= Task to carry out =
Every line that includes the word "Photography" is to be listed.

##### Source material

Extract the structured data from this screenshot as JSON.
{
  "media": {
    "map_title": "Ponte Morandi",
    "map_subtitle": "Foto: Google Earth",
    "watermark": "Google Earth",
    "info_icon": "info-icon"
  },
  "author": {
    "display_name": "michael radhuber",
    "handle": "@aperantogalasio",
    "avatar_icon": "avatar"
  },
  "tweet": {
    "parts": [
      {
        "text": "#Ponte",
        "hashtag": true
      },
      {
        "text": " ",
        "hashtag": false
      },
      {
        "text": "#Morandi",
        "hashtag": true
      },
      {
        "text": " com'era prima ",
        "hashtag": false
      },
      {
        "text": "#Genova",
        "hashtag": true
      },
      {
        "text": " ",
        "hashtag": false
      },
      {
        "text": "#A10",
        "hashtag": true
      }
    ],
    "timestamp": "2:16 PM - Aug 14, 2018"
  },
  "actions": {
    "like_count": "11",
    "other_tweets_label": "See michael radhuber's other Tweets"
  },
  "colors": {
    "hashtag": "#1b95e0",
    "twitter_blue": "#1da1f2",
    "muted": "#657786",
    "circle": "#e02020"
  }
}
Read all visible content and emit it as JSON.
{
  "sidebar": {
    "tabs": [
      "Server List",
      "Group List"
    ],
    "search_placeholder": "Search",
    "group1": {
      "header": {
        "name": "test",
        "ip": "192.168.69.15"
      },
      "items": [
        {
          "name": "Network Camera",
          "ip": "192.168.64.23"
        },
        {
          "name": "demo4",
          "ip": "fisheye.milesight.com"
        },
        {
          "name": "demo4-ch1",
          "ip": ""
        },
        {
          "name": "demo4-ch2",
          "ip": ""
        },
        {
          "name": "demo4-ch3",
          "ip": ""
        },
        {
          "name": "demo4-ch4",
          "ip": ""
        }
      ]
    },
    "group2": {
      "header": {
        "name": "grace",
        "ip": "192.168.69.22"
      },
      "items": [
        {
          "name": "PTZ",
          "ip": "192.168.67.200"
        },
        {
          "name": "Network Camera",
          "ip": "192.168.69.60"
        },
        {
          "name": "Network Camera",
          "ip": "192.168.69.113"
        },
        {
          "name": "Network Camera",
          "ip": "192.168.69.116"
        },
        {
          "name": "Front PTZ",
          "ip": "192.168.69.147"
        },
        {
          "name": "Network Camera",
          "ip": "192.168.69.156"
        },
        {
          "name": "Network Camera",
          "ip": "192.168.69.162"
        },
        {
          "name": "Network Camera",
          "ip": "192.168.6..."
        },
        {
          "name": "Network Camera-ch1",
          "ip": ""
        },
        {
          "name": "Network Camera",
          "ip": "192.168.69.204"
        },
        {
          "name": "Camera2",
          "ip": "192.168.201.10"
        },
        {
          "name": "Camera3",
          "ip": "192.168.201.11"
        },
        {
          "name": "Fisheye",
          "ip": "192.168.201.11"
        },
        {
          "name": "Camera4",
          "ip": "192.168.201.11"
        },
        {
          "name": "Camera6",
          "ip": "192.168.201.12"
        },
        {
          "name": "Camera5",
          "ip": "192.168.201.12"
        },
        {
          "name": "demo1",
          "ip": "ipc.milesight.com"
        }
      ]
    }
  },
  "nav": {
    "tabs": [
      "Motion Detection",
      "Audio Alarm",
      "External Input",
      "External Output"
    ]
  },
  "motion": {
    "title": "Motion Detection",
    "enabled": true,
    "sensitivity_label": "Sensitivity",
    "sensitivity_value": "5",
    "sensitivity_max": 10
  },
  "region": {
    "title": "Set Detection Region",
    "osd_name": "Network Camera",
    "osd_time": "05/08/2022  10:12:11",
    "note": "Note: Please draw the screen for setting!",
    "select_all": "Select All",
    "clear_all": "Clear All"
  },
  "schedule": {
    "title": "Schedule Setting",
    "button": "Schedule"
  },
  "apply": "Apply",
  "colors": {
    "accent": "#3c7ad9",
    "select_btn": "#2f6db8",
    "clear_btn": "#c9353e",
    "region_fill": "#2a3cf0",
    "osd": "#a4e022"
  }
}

##########
##### Source material

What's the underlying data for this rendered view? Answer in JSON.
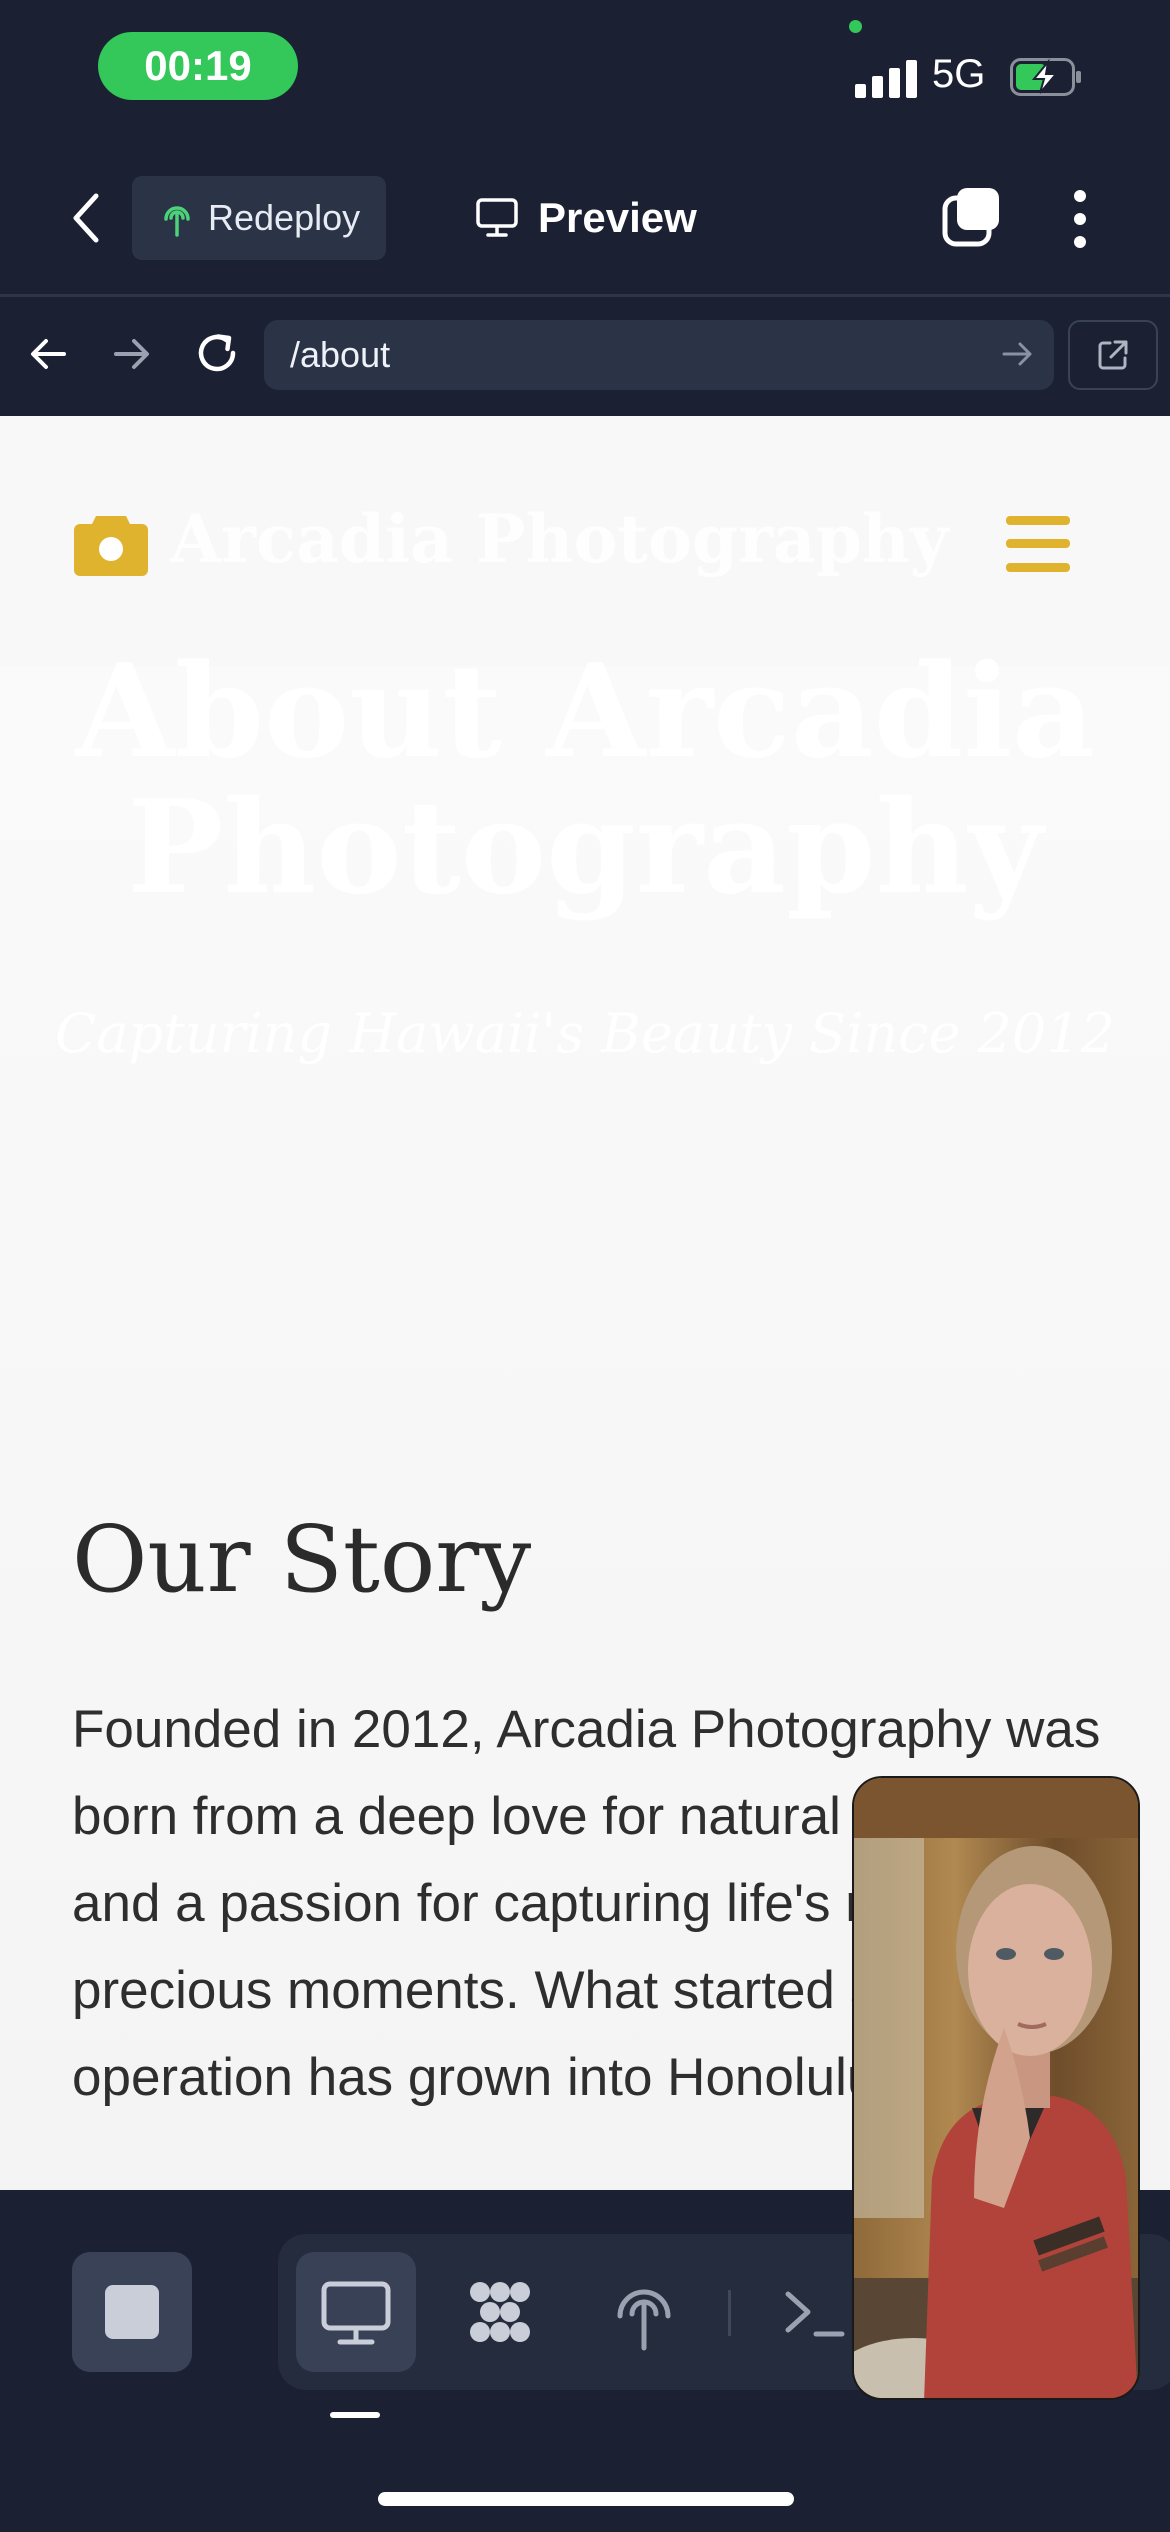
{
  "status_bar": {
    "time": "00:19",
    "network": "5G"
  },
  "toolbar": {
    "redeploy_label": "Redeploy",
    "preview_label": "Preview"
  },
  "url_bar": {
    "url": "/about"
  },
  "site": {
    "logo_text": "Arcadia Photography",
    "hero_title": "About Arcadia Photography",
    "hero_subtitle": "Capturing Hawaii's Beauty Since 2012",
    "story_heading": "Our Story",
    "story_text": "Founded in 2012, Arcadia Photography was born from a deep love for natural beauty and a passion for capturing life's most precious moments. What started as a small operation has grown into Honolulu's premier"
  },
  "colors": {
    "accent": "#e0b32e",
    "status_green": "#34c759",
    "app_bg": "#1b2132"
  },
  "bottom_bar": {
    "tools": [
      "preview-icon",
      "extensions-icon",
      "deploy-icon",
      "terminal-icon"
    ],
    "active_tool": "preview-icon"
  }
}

##########

= Response to the task =
    "logo_text": "Arcadia Photography",
    "hero_title": "About Arcadia Photography",
    "story_text": "Founded in 2012, Arcadia Photography was born from a deep love for natural beauty and a passion for capturing life's most precious moments. What started as a small operation has grown into Honolulu's premier"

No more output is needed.